#### Given instruction
Only the number is wanted: count the lines that contain "puedes".
start Listed records
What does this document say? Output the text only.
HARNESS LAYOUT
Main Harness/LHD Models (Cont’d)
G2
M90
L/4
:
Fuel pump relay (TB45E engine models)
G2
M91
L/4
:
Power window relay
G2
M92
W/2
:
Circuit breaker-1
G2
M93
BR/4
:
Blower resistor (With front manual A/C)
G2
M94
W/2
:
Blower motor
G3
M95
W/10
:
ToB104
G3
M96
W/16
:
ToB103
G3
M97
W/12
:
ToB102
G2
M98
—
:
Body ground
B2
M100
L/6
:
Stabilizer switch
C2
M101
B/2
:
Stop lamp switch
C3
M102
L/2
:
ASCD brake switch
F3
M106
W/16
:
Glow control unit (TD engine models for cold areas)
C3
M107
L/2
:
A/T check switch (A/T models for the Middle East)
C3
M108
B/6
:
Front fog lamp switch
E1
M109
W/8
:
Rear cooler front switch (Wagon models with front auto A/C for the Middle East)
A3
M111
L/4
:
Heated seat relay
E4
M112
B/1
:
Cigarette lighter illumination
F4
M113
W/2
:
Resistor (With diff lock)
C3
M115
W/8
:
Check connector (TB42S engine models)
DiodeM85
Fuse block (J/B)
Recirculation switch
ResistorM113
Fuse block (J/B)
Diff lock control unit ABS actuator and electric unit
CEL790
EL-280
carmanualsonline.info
end Listed records
start Listed records
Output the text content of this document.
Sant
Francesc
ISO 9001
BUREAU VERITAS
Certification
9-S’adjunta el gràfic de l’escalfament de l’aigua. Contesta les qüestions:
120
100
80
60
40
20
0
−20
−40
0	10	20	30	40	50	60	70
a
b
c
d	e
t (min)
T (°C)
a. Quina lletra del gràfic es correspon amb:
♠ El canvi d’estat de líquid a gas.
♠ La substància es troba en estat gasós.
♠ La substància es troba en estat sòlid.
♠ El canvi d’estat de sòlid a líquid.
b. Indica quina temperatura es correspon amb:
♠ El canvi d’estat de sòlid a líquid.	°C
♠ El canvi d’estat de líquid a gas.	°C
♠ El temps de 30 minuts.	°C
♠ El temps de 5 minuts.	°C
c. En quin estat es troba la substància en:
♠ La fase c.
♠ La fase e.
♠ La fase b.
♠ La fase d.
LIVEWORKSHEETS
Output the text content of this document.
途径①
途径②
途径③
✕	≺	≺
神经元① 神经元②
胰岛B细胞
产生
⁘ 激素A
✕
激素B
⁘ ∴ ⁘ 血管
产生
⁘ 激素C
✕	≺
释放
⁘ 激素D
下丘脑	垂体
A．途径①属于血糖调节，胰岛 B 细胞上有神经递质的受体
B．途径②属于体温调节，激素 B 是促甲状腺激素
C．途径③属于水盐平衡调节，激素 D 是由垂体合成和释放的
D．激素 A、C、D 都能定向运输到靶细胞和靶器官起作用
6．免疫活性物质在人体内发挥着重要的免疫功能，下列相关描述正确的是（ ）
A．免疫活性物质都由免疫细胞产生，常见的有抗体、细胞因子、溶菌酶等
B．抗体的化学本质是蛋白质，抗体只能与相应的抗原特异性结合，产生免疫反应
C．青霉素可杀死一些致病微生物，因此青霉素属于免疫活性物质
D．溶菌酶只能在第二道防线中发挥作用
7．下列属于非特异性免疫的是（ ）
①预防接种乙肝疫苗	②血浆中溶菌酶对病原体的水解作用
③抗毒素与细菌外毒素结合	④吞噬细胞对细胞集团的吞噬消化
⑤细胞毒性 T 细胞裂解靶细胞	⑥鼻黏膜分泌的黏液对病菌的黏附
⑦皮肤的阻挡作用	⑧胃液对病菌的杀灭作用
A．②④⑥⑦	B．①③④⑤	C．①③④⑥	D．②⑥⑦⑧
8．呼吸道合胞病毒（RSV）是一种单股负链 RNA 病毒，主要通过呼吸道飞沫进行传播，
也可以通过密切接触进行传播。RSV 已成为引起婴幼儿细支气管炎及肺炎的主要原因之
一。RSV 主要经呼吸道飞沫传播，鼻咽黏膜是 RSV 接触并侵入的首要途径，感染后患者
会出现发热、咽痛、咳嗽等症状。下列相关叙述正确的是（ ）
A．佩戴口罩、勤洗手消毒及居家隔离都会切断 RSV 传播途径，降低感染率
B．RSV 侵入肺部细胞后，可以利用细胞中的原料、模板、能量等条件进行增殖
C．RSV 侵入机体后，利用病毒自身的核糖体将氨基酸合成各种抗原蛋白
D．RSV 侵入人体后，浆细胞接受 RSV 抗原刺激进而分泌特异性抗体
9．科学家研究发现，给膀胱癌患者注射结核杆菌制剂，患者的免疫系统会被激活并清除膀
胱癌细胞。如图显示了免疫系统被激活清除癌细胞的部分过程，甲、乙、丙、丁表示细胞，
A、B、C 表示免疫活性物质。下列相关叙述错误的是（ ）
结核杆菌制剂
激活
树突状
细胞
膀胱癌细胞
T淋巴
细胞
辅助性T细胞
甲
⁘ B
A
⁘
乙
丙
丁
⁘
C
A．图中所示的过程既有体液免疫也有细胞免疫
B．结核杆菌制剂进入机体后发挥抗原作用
end Listed records
start Listed records
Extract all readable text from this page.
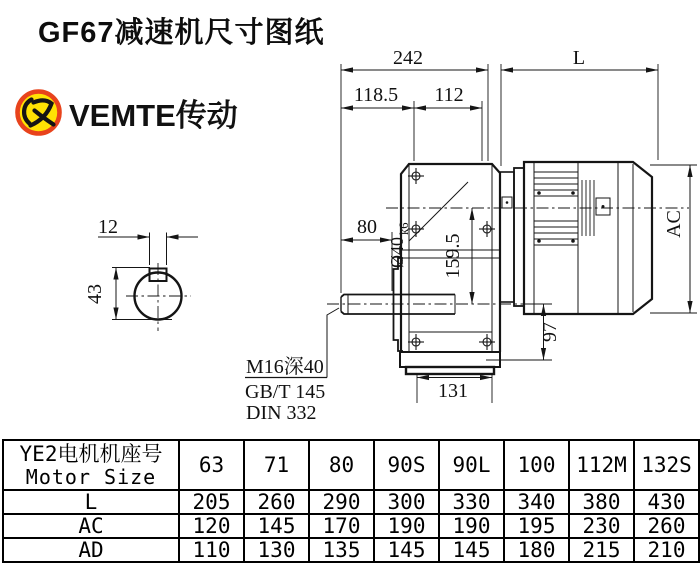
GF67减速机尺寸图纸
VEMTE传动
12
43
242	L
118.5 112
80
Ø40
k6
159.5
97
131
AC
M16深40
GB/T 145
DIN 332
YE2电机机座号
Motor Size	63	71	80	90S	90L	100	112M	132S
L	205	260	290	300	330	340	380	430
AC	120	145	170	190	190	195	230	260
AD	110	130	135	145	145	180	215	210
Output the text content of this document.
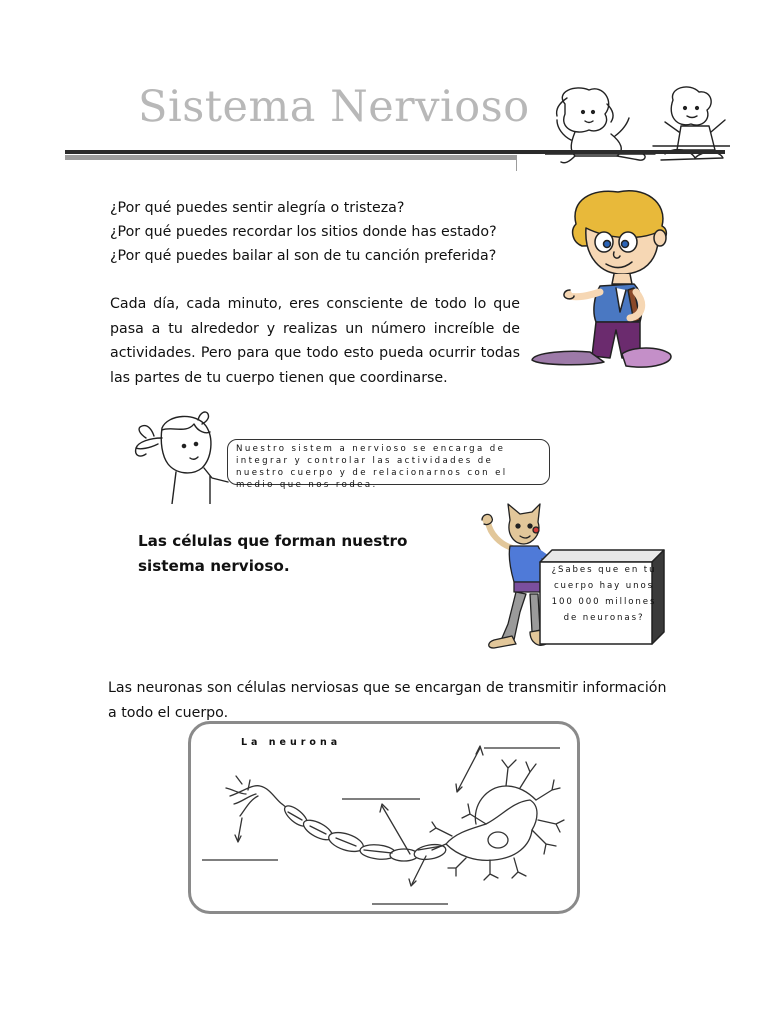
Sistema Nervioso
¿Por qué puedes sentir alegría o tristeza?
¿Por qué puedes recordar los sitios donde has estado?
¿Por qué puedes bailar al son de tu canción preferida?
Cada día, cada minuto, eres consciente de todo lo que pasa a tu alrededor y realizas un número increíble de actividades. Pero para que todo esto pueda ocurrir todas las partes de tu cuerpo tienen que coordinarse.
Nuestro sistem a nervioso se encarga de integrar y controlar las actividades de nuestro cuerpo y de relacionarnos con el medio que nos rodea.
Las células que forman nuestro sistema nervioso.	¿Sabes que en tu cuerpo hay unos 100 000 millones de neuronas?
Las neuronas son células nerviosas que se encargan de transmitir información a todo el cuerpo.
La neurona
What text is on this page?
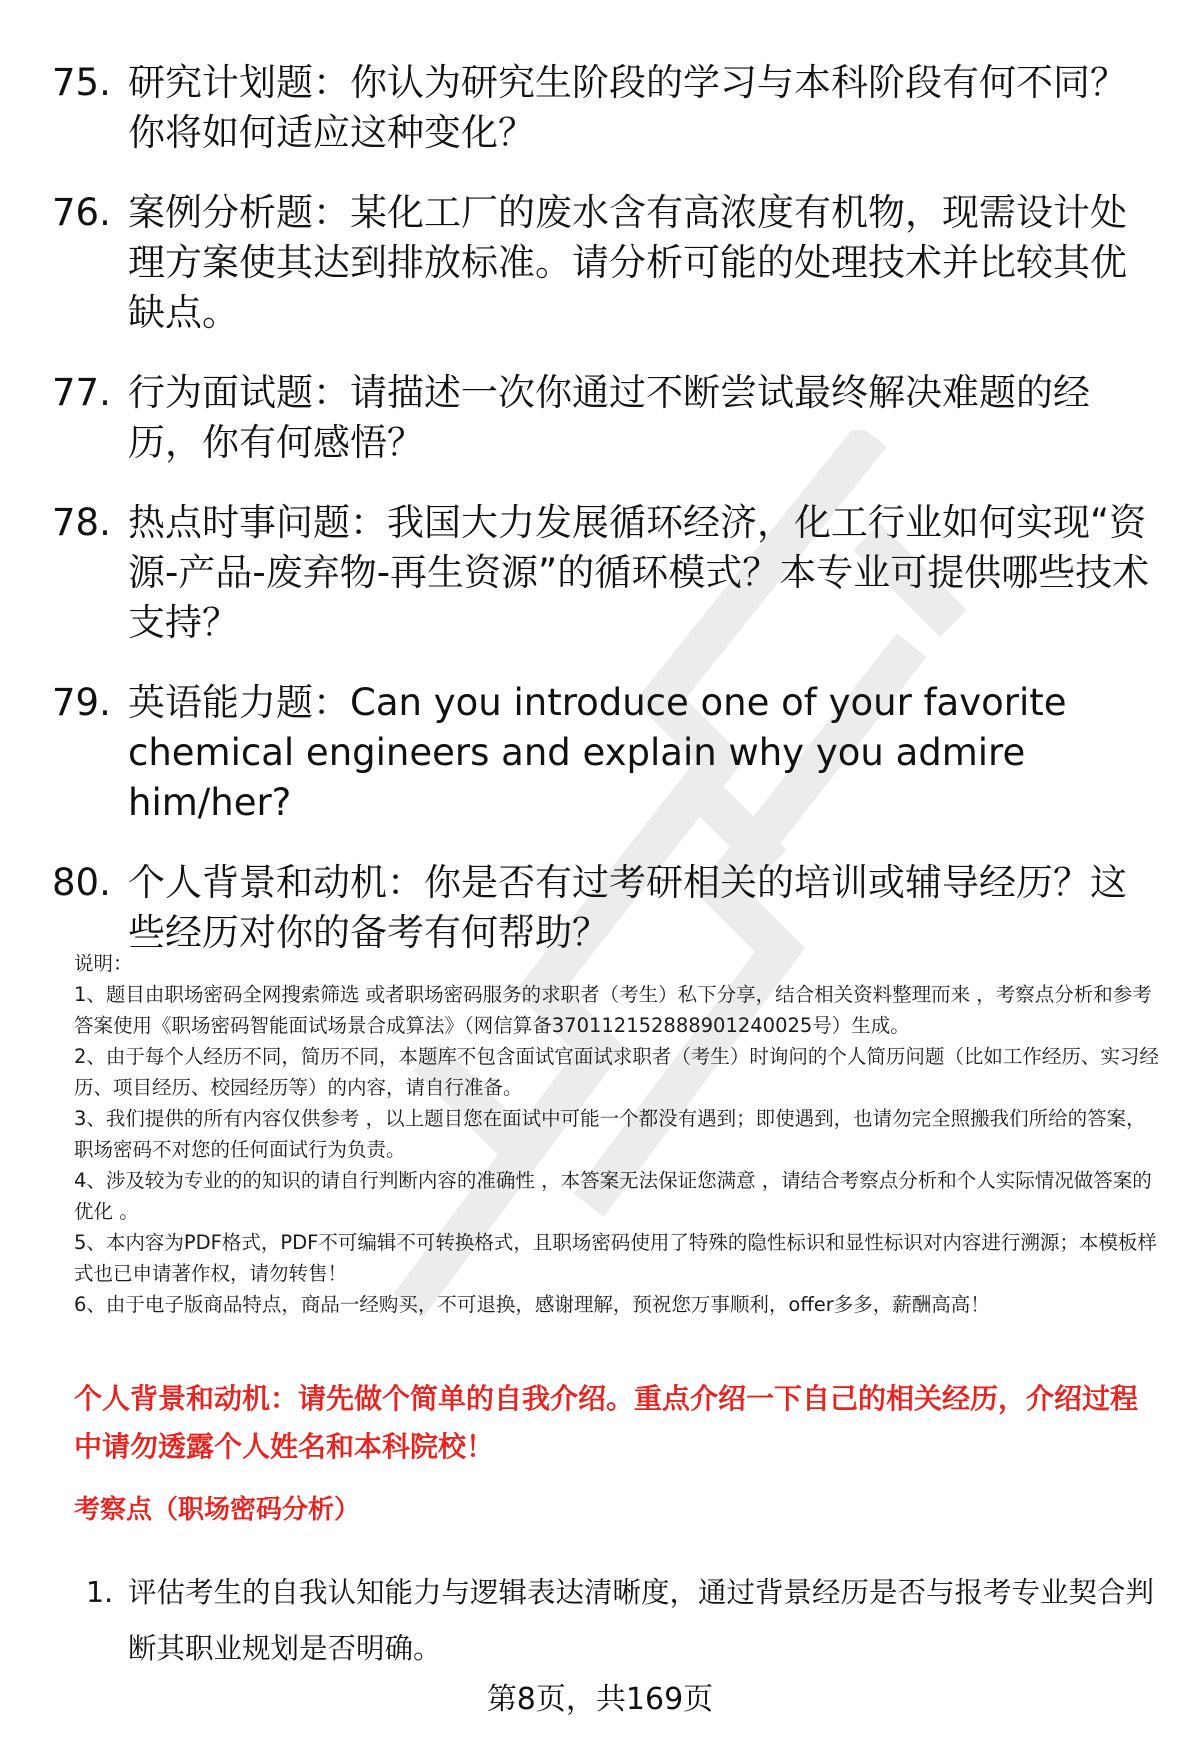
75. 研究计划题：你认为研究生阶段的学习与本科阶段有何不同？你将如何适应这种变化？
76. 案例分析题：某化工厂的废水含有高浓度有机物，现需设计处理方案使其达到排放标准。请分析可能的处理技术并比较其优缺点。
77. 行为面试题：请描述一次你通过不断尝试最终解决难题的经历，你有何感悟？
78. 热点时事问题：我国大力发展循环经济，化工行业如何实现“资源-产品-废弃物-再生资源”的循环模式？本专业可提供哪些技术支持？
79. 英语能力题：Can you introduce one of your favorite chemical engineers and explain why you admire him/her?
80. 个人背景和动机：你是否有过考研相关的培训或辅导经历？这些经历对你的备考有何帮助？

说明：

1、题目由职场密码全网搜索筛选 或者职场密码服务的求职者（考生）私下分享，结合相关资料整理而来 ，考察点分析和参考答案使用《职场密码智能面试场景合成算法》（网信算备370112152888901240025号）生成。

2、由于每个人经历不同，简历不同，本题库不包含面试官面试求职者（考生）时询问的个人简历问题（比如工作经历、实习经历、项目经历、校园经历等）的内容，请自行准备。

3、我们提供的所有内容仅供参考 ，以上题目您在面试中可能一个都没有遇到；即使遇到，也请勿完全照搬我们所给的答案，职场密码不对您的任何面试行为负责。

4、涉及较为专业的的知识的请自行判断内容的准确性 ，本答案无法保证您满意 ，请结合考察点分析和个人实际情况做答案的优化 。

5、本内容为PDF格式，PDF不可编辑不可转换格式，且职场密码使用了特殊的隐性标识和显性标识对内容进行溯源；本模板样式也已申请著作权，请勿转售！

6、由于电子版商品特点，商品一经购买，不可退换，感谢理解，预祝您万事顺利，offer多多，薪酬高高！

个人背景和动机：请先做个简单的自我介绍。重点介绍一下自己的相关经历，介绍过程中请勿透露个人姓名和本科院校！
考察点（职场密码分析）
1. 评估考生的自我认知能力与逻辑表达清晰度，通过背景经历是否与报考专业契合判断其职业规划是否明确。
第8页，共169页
end Listed records
#### Final result
3